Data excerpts
------------------------------------

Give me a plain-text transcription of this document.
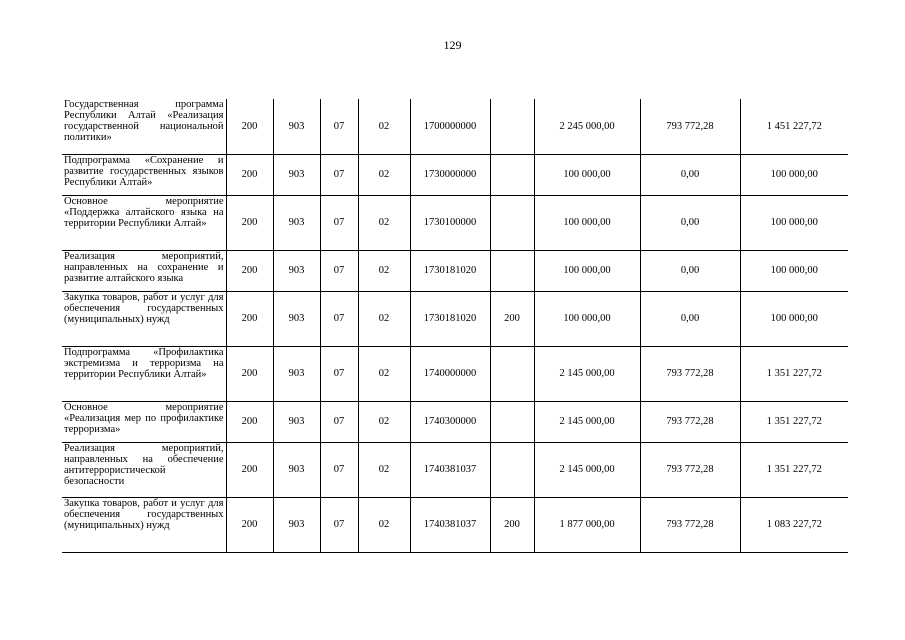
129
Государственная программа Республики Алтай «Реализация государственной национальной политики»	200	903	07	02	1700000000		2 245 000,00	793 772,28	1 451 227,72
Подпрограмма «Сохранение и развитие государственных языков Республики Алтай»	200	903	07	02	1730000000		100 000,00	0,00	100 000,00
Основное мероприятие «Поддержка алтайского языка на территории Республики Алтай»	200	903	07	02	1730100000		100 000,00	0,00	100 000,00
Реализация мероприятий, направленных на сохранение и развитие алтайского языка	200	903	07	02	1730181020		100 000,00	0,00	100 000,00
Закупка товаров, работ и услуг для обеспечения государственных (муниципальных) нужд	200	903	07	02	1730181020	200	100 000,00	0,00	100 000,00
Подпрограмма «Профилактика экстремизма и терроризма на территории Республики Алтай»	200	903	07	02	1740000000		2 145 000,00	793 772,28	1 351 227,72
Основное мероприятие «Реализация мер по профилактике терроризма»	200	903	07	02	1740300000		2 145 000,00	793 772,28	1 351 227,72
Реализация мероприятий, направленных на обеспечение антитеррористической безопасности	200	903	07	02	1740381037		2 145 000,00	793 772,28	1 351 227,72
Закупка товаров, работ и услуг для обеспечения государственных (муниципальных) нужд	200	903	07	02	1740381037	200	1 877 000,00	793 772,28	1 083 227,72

------------------------------------

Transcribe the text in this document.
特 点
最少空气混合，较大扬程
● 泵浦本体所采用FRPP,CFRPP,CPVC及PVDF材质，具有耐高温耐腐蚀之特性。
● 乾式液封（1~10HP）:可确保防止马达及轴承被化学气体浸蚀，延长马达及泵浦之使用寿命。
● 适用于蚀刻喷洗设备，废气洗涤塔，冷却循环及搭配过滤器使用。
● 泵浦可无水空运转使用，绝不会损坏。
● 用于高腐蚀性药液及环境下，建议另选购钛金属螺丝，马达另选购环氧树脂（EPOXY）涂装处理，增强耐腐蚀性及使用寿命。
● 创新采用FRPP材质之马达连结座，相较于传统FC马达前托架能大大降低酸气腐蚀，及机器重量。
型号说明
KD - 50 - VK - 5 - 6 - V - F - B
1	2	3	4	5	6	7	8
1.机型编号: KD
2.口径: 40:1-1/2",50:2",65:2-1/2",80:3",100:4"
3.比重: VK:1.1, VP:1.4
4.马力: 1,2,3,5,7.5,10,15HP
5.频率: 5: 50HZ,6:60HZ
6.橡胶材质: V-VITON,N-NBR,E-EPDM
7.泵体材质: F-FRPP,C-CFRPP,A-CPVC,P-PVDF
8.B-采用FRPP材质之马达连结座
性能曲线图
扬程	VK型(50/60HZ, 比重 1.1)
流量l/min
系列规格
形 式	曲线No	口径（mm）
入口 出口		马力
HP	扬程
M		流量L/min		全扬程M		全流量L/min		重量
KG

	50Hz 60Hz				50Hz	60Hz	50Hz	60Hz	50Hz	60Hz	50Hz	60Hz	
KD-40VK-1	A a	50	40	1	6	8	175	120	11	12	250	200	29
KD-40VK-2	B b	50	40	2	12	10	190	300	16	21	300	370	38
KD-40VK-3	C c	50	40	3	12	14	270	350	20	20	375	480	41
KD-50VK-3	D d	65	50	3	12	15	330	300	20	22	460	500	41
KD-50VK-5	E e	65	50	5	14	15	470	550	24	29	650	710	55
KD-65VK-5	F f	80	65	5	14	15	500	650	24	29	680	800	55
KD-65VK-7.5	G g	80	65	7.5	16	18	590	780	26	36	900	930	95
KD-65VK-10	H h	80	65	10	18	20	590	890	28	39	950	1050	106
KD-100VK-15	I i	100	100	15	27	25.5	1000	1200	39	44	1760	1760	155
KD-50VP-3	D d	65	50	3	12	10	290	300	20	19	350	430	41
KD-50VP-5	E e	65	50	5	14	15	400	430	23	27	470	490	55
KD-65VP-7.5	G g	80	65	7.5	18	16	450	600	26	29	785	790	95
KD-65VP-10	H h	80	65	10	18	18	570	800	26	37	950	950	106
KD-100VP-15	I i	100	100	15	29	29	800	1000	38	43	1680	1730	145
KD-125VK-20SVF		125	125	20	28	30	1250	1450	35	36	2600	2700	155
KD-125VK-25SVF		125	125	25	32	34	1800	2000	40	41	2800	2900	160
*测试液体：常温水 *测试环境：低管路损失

------------------------------------

Search the records for the word "языка" and copy every line where it occurs.

Task result —
Основное мероприятие «Поддержка алтайского языка на территории Республики Алтай»	200	903	07	02	1730100000		100 000,00	0,00	100 000,00
Реализация мероприятий, направленных на сохранение и развитие алтайского языка	200	903	07	02	1730181020		100 000,00	0,00	100 000,00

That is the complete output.